**The exercise:** Look through the lines below and extract any with the word "target".

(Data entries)

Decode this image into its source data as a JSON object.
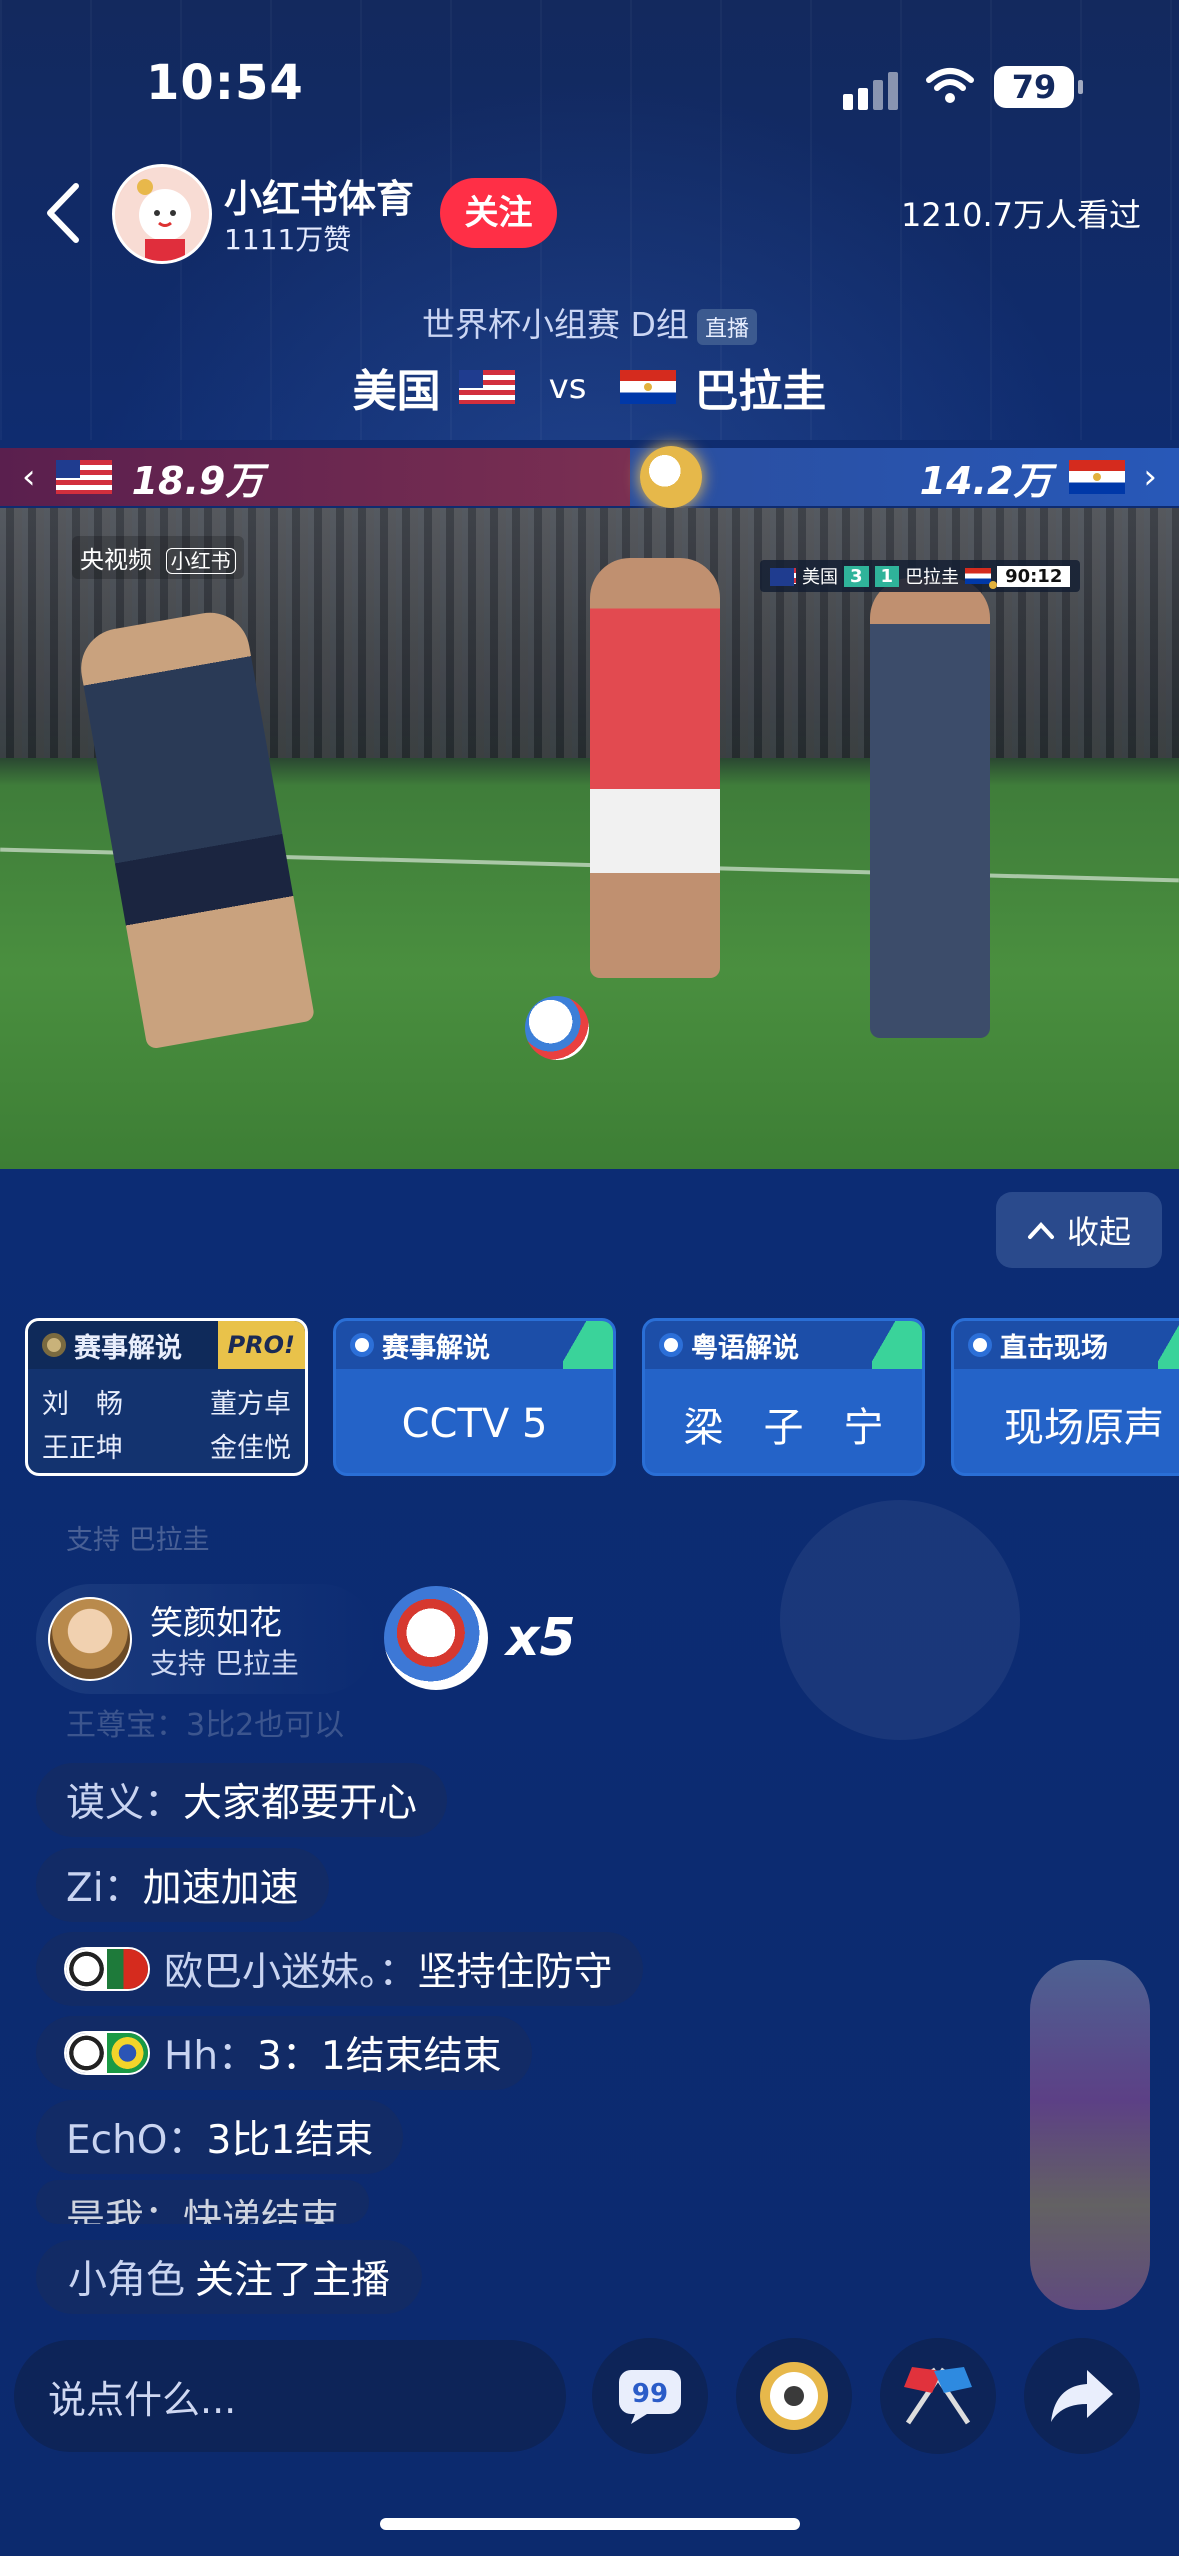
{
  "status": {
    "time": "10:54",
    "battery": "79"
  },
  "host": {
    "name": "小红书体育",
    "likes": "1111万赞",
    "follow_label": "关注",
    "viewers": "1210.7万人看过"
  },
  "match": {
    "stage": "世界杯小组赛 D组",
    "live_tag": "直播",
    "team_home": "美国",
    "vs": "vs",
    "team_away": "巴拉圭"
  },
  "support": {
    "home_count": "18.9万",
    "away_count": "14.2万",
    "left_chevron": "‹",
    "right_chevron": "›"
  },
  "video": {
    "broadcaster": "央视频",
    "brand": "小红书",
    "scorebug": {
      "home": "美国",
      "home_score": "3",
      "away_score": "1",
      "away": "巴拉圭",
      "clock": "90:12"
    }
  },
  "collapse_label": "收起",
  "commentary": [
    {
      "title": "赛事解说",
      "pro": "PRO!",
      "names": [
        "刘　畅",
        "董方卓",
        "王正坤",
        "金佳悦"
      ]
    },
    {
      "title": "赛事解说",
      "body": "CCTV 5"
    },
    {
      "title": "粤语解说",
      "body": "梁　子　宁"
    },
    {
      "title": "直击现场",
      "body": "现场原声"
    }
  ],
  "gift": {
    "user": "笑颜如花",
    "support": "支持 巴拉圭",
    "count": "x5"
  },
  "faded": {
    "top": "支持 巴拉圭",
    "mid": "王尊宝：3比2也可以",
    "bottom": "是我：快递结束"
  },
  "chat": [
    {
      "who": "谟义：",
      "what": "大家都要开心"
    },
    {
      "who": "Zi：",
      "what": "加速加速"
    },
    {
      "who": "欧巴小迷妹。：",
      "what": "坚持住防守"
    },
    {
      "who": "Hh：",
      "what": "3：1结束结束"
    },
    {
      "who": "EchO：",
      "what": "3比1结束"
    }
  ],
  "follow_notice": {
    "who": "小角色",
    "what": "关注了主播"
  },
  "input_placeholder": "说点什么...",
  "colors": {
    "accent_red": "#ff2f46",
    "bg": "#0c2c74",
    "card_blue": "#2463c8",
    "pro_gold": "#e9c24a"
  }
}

--

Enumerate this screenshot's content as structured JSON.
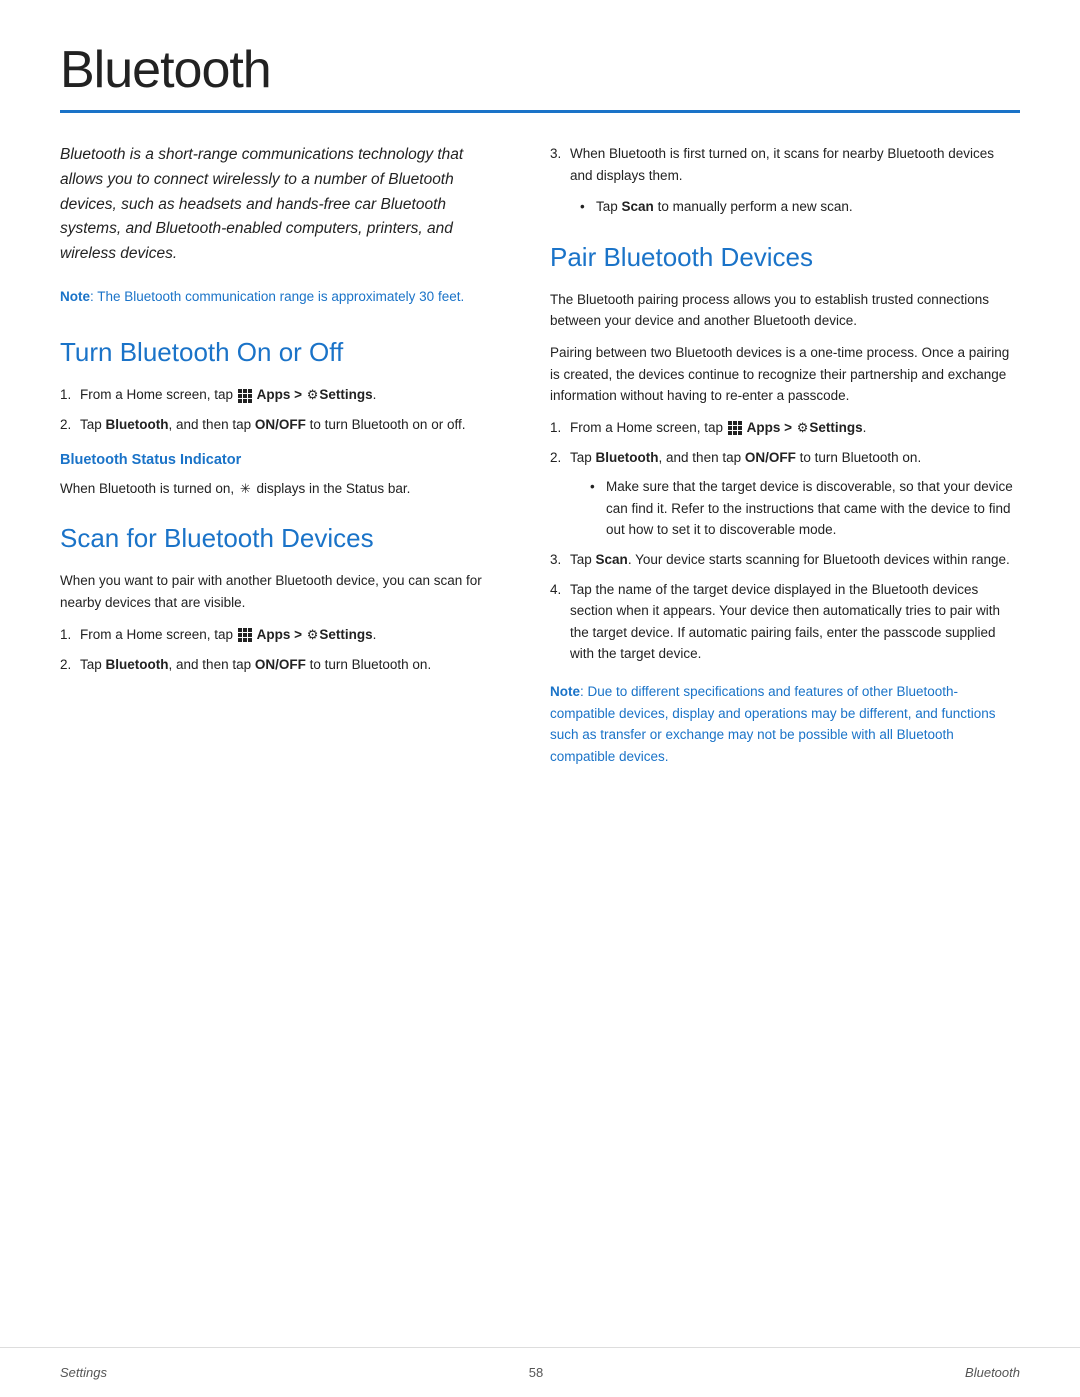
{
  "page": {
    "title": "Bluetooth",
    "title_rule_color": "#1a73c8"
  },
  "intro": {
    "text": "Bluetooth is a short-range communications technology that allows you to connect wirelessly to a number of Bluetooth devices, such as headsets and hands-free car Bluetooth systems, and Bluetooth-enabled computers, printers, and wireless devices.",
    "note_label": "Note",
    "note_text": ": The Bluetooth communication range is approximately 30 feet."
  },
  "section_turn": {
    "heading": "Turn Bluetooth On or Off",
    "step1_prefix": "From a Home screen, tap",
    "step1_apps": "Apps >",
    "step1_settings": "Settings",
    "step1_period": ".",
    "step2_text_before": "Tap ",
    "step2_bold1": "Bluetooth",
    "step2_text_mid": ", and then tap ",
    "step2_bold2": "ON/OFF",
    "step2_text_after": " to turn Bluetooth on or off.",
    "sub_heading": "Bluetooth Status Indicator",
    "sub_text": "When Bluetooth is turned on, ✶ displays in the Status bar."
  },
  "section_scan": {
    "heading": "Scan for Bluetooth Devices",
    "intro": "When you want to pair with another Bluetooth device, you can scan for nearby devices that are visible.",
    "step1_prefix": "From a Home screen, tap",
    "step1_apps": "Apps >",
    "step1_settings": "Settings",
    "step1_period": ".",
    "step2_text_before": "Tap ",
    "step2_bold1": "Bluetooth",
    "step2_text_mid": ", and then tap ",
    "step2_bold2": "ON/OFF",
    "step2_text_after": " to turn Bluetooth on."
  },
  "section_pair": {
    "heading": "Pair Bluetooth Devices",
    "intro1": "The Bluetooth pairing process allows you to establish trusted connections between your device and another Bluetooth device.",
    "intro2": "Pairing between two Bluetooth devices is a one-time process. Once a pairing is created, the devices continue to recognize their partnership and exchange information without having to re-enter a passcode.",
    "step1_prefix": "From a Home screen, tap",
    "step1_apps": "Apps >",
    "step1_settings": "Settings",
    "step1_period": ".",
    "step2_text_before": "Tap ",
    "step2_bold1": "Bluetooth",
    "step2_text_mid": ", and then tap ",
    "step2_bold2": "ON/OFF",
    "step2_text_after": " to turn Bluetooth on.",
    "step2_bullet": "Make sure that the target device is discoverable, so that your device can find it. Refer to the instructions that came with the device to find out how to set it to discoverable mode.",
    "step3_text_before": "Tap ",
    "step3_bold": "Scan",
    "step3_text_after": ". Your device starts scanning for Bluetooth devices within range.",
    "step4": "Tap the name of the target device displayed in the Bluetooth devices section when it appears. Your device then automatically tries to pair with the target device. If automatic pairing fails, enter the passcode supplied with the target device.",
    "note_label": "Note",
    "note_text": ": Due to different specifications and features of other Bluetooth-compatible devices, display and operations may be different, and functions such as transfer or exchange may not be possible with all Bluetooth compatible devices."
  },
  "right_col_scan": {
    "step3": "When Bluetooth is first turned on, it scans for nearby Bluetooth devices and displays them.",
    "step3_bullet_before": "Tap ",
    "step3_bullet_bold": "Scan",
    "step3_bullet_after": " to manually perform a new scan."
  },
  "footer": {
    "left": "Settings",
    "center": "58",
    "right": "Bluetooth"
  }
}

**Result of this task:**
    "step2_bullet": "Make sure that the target device is discoverable, so that your device can find it. Refer to the instructions that came with the device to find out how to set it to discoverable mode.",
    "step4": "Tap the name of the target device displayed in the Bluetooth devices section when it appears. Your device then automatically tries to pair with the target device. If automatic pairing fails, enter the passcode supplied with the target device.",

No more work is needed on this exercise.